→ **Written instruction**
Repeat every record below exactly as it appears.

→ **Records for this exercise**

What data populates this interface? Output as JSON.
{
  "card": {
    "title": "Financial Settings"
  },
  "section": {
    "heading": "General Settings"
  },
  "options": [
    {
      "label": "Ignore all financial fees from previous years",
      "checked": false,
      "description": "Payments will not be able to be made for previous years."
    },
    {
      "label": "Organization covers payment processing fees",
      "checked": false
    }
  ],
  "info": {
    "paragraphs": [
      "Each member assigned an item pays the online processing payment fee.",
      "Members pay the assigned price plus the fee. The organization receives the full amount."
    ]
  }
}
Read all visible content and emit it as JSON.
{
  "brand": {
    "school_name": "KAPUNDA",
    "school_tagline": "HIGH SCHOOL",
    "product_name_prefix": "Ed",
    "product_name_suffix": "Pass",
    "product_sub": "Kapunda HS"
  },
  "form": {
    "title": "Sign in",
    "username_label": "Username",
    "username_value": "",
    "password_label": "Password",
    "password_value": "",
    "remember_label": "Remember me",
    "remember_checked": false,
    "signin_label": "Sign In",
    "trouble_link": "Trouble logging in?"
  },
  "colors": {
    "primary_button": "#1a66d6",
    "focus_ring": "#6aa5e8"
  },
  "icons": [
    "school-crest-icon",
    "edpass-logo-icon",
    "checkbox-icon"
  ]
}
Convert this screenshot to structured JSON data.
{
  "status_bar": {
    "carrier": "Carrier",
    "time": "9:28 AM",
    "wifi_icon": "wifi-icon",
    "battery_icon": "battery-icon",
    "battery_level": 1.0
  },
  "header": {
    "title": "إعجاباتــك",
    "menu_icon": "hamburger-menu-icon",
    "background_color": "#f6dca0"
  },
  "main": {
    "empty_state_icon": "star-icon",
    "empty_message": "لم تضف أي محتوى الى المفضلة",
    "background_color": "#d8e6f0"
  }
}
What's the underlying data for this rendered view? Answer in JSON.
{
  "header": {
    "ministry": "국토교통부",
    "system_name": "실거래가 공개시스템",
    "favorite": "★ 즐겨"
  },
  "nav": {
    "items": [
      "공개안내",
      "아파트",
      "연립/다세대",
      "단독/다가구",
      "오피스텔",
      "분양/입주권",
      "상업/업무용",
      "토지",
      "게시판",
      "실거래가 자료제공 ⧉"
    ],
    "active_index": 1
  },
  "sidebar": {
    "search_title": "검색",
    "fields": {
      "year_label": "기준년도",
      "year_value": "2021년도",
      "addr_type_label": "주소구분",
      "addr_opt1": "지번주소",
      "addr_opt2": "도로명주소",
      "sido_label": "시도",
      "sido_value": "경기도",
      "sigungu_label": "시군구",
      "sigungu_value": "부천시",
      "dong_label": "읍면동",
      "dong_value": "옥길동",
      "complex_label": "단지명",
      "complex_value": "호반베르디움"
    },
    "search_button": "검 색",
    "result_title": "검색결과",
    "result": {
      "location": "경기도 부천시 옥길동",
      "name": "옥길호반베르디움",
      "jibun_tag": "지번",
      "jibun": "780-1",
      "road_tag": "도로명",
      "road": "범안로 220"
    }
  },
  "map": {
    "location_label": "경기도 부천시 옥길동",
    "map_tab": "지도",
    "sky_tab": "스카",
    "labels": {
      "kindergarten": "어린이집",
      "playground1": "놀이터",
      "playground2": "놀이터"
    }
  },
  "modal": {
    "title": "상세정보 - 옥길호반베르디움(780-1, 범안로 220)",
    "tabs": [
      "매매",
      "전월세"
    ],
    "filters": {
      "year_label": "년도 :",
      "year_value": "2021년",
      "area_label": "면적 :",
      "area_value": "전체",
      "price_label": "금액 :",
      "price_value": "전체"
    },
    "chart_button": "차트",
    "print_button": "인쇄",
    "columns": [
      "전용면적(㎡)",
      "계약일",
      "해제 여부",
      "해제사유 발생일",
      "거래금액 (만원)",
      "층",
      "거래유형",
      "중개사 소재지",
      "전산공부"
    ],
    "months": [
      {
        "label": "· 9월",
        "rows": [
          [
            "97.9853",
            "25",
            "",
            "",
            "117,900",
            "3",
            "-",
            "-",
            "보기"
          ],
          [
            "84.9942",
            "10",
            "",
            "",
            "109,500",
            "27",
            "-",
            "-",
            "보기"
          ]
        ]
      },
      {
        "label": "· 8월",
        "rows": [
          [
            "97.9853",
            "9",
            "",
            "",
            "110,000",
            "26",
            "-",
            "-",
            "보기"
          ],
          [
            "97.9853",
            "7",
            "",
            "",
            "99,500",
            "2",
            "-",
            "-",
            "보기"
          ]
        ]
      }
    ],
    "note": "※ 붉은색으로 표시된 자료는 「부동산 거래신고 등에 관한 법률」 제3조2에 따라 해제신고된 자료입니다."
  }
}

→ **Finished task**
What data populates this interface? Output as JSON.
{
  "card": {
    "title": "Financial Settings"
  },
  "section": {
    "heading": "General Settings"
  },
  "options": [
    {
      "label": "Ignore all financial fees from previous years",
      "checked": false,
      "description": "Payments will not be able to be made for previous years."
    },
    {
      "label": "Organization covers payment processing fees",
      "checked": false
    }
  ],
  "info": {
    "paragraphs": [
      "Each member assigned an item pays the online processing payment fee.",
      "Members pay the assigned price plus the fee. The organization receives the full amount."
    ]
  }
}
Read all visible content and emit it as JSON.
{
  "brand": {
    "school_name": "KAPUNDA",
    "school_tagline": "HIGH SCHOOL",
    "product_name_prefix": "Ed",
    "product_name_suffix": "Pass",
    "product_sub": "Kapunda HS"
  },
  "form": {
    "title": "Sign in",
    "username_label": "Username",
    "username_value": "",
    "password_label": "Password",
    "password_value": "",
    "remember_label": "Remember me",
    "remember_checked": false,
    "signin_label": "Sign In",
    "trouble_link": "Trouble logging in?"
  },
  "colors": {
    "primary_button": "#1a66d6",
    "focus_ring": "#6aa5e8"
  },
  "icons": [
    "school-crest-icon",
    "edpass-logo-icon",
    "checkbox-icon"
  ]
}
Convert this screenshot to structured JSON data.
{
  "status_bar": {
    "carrier": "Carrier",
    "time": "9:28 AM",
    "wifi_icon": "wifi-icon",
    "battery_icon": "battery-icon",
    "battery_level": 1.0
  },
  "header": {
    "title": "إعجاباتــك",
    "menu_icon": "hamburger-menu-icon",
    "background_color": "#f6dca0"
  },
  "main": {
    "empty_state_icon": "star-icon",
    "empty_message": "لم تضف أي محتوى الى المفضلة",
    "background_color": "#d8e6f0"
  }
}
What's the underlying data for this rendered view? Answer in JSON.
{
  "header": {
    "ministry": "국토교통부",
    "system_name": "실거래가 공개시스템",
    "favorite": "★ 즐겨"
  },
  "nav": {
    "items": [
      "공개안내",
      "아파트",
      "연립/다세대",
      "단독/다가구",
      "오피스텔",
      "분양/입주권",
      "상업/업무용",
      "토지",
      "게시판",
      "실거래가 자료제공 ⧉"
    ],
    "active_index": 1
  },
  "sidebar": {
    "search_title": "검색",
    "fields": {
      "year_label": "기준년도",
      "year_value": "2021년도",
      "addr_type_label": "주소구분",
      "addr_opt1": "지번주소",
      "addr_opt2": "도로명주소",
      "sido_label": "시도",
      "sido_value": "경기도",
      "sigungu_label": "시군구",
      "sigungu_value": "부천시",
      "dong_label": "읍면동",
      "dong_value": "옥길동",
      "complex_label": "단지명",
      "complex_value": "호반베르디움"
    },
    "search_button": "검 색",
    "result_title": "검색결과",
    "result": {
      "location": "경기도 부천시 옥길동",
      "name": "옥길호반베르디움",
      "jibun_tag": "지번",
      "jibun": "780-1",
      "road_tag": "도로명",
      "road": "범안로 220"
    }
  },
  "map": {
    "location_label": "경기도 부천시 옥길동",
    "map_tab": "지도",
    "sky_tab": "스카",
    "labels": {
      "kindergarten": "어린이집",
      "playground1": "놀이터",
      "playground2": "놀이터"
    }
  },
  "modal": {
    "title": "상세정보 - 옥길호반베르디움(780-1, 범안로 220)",
    "tabs": [
      "매매",
      "전월세"
    ],
    "filters": {
      "year_label": "년도 :",
      "year_value": "2021년",
      "area_label": "면적 :",
      "area_value": "전체",
      "price_label": "금액 :",
      "price_value": "전체"
    },
    "chart_button": "차트",
    "print_button": "인쇄",
    "columns": [
      "전용면적(㎡)",
      "계약일",
      "해제 여부",
      "해제사유 발생일",
      "거래금액 (만원)",
      "층",
      "거래유형",
      "중개사 소재지",
      "전산공부"
    ],
    "months": [
      {
        "label": "· 9월",
        "rows": [
          [
            "97.9853",
            "25",
            "",
            "",
            "117,900",
            "3",
            "-",
            "-",
            "보기"
          ],
          [
            "84.9942",
            "10",
            "",
            "",
            "109,500",
            "27",
            "-",
            "-",
            "보기"
          ]
        ]
      },
      {
        "label": "· 8월",
        "rows": [
          [
            "97.9853",
            "9",
            "",
            "",
            "110,000",
            "26",
            "-",
            "-",
            "보기"
          ],
          [
            "97.9853",
            "7",
            "",
            "",
            "99,500",
            "2",
            "-",
            "-",
            "보기"
          ]
        ]
      }
    ],
    "note": "※ 붉은색으로 표시된 자료는 「부동산 거래신고 등에 관한 법률」 제3조2에 따라 해제신고된 자료입니다."
  }
}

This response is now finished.